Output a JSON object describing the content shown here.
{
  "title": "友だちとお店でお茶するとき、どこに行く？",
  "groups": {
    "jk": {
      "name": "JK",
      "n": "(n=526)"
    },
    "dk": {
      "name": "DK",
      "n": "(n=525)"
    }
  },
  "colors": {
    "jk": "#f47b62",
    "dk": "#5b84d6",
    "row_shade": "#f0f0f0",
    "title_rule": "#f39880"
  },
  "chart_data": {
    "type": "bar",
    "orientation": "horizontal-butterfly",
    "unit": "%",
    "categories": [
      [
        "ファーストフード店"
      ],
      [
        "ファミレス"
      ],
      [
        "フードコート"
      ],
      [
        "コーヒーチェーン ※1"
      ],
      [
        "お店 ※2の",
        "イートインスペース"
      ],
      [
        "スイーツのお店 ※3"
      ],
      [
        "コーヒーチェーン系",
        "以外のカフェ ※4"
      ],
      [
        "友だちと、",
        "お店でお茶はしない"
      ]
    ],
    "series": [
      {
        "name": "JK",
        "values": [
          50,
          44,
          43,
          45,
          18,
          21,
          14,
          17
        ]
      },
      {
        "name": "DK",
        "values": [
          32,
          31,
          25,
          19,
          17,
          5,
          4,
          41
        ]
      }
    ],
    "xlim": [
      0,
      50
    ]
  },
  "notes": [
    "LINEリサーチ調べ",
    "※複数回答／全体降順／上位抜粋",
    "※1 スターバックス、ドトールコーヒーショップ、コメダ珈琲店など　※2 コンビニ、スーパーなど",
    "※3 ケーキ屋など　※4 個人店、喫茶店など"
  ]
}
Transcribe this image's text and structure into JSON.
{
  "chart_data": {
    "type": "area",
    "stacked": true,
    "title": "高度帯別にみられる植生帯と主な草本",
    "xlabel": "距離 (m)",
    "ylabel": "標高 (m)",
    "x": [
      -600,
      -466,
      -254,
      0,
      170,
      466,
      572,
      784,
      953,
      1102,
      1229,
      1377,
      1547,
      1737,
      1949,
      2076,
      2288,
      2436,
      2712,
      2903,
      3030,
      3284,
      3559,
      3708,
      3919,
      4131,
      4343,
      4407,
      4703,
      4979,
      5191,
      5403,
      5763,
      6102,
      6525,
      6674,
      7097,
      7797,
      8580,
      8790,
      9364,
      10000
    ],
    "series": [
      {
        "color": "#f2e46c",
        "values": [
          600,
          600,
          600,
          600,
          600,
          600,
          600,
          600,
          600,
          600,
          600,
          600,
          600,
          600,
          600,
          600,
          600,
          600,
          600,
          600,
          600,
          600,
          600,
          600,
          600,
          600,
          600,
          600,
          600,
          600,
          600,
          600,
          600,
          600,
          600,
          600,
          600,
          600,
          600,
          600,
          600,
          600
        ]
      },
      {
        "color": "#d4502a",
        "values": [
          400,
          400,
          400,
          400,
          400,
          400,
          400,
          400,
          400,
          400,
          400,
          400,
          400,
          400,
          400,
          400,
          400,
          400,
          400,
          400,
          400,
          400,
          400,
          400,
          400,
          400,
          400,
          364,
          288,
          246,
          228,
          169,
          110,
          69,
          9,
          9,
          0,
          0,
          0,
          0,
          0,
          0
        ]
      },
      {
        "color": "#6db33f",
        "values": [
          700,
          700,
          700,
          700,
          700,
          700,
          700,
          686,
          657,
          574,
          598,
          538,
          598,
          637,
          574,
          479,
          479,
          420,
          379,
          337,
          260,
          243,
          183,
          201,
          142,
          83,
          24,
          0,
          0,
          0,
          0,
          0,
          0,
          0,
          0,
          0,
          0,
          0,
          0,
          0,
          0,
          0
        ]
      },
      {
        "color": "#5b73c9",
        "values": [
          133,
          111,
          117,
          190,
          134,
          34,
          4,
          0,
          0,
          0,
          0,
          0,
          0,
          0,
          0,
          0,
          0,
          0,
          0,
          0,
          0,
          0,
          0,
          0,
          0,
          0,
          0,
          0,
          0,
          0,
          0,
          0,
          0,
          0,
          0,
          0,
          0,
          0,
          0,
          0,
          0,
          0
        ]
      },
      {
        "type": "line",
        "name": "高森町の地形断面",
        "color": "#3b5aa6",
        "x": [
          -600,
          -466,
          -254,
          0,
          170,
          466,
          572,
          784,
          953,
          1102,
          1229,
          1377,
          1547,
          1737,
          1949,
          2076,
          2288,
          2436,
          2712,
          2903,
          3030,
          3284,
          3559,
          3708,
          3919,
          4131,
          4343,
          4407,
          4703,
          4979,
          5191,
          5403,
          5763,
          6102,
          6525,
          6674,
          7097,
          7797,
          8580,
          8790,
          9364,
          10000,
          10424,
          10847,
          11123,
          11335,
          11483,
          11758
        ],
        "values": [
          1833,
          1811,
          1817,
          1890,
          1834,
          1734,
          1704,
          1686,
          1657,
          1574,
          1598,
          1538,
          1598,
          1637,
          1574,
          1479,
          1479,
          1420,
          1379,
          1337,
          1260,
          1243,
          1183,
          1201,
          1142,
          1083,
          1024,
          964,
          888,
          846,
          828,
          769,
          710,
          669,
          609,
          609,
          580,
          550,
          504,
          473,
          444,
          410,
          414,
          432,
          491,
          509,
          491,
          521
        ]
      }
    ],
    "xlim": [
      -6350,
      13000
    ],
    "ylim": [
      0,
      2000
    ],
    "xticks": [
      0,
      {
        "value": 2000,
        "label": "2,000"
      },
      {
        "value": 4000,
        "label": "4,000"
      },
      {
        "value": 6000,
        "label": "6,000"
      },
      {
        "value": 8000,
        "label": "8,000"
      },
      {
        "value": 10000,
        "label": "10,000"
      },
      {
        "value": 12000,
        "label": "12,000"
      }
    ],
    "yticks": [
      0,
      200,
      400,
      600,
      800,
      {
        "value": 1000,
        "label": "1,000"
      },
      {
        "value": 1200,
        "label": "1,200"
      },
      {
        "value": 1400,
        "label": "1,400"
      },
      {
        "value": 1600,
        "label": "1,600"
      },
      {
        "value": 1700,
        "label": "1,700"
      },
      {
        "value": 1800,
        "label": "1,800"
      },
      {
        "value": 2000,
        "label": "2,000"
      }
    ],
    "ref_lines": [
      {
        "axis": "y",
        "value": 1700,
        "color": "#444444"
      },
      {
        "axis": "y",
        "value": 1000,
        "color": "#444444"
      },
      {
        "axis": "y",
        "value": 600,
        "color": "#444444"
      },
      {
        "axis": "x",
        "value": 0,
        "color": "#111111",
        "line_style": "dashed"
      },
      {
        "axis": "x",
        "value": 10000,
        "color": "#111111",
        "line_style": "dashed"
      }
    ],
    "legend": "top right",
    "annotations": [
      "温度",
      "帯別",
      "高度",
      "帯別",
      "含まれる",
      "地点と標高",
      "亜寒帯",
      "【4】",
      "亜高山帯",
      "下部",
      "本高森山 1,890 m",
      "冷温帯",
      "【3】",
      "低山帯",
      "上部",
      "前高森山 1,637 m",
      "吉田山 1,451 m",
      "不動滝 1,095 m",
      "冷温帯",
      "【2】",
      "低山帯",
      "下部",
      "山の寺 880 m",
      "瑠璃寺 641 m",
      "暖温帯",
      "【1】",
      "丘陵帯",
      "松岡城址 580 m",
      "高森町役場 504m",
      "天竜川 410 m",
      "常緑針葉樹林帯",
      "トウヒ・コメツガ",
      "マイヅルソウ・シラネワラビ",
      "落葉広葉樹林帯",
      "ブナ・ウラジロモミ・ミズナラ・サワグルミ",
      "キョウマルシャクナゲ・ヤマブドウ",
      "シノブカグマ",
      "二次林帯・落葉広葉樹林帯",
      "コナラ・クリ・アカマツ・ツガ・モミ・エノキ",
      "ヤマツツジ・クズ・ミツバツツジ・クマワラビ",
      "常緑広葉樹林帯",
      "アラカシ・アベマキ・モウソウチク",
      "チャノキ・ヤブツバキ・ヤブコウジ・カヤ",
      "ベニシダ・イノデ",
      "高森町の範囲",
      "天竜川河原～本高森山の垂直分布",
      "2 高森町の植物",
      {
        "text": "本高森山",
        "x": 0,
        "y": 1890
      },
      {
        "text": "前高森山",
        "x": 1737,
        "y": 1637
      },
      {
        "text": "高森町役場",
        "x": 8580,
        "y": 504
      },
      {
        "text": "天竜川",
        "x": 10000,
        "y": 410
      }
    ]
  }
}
○ ○ ○ ○ ○ ○ ○
--- Stated exercise ---
Reply with one number only: the count of lines in the entries that contain "name".

--- Full answer ---
5